--- start Data provided ---

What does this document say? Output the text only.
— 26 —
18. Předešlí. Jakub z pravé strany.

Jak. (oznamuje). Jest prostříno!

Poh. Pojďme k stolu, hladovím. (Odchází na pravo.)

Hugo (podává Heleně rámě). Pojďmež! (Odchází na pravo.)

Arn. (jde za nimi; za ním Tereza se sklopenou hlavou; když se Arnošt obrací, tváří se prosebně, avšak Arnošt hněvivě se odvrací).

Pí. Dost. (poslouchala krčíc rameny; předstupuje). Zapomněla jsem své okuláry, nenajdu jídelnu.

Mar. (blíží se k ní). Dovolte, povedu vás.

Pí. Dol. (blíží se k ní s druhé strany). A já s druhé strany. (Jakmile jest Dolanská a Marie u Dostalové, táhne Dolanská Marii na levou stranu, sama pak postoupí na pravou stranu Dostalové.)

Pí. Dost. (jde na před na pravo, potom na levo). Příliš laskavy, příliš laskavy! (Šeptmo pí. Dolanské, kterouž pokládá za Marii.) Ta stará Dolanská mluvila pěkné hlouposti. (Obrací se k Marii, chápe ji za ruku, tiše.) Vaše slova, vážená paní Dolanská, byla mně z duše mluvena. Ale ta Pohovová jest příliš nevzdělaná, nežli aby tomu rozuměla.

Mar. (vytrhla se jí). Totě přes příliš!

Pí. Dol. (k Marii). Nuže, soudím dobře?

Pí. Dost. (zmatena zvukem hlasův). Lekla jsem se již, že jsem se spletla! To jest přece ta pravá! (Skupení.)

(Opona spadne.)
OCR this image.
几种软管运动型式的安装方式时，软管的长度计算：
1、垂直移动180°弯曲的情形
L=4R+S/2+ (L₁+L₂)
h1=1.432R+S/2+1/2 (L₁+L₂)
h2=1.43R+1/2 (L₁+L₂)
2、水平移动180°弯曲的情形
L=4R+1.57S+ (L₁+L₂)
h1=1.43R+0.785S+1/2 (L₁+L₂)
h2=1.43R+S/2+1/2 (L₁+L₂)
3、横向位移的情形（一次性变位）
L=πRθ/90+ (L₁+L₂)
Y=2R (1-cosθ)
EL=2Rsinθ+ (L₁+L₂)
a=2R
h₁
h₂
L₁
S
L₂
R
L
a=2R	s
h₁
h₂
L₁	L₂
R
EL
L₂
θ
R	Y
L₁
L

--- end Data provided ---

* _Brief_: The lines above should be duplicated exactly.

* _Completed task_:
What does this document say? Output the text only.
— 26 —
18. Předešlí. Jakub z pravé strany.

Jak. (oznamuje). Jest prostříno!

Poh. Pojďme k stolu, hladovím. (Odchází na pravo.)

Hugo (podává Heleně rámě). Pojďmež! (Odchází na pravo.)

Arn. (jde za nimi; za ním Tereza se sklopenou hlavou; když se Arnošt obrací, tváří se prosebně, avšak Arnošt hněvivě se odvrací).

Pí. Dost. (poslouchala krčíc rameny; předstupuje). Zapomněla jsem své okuláry, nenajdu jídelnu.

Mar. (blíží se k ní). Dovolte, povedu vás.

Pí. Dol. (blíží se k ní s druhé strany). A já s druhé strany. (Jakmile jest Dolanská a Marie u Dostalové, táhne Dolanská Marii na levou stranu, sama pak postoupí na pravou stranu Dostalové.)

Pí. Dost. (jde na před na pravo, potom na levo). Příliš laskavy, příliš laskavy! (Šeptmo pí. Dolanské, kterouž pokládá za Marii.) Ta stará Dolanská mluvila pěkné hlouposti. (Obrací se k Marii, chápe ji za ruku, tiše.) Vaše slova, vážená paní Dolanská, byla mně z duše mluvena. Ale ta Pohovová jest příliš nevzdělaná, nežli aby tomu rozuměla.

Mar. (vytrhla se jí). Totě přes příliš!

Pí. Dol. (k Marii). Nuže, soudím dobře?

Pí. Dost. (zmatena zvukem hlasův). Lekla jsem se již, že jsem se spletla! To jest přece ta pravá! (Skupení.)

(Opona spadne.)
OCR this image.
几种软管运动型式的安装方式时，软管的长度计算：
1、垂直移动180°弯曲的情形
L=4R+S/2+ (L₁+L₂)
h1=1.432R+S/2+1/2 (L₁+L₂)
h2=1.43R+1/2 (L₁+L₂)
2、水平移动180°弯曲的情形
L=4R+1.57S+ (L₁+L₂)
h1=1.43R+0.785S+1/2 (L₁+L₂)
h2=1.43R+S/2+1/2 (L₁+L₂)
3、横向位移的情形（一次性变位）
L=πRθ/90+ (L₁+L₂)
Y=2R (1-cosθ)
EL=2Rsinθ+ (L₁+L₂)
a=2R
h₁
h₂
L₁
S
L₂
R
L
a=2R	s
h₁
h₂
L₁	L₂
R
EL
L₂
θ
R	Y
L₁
L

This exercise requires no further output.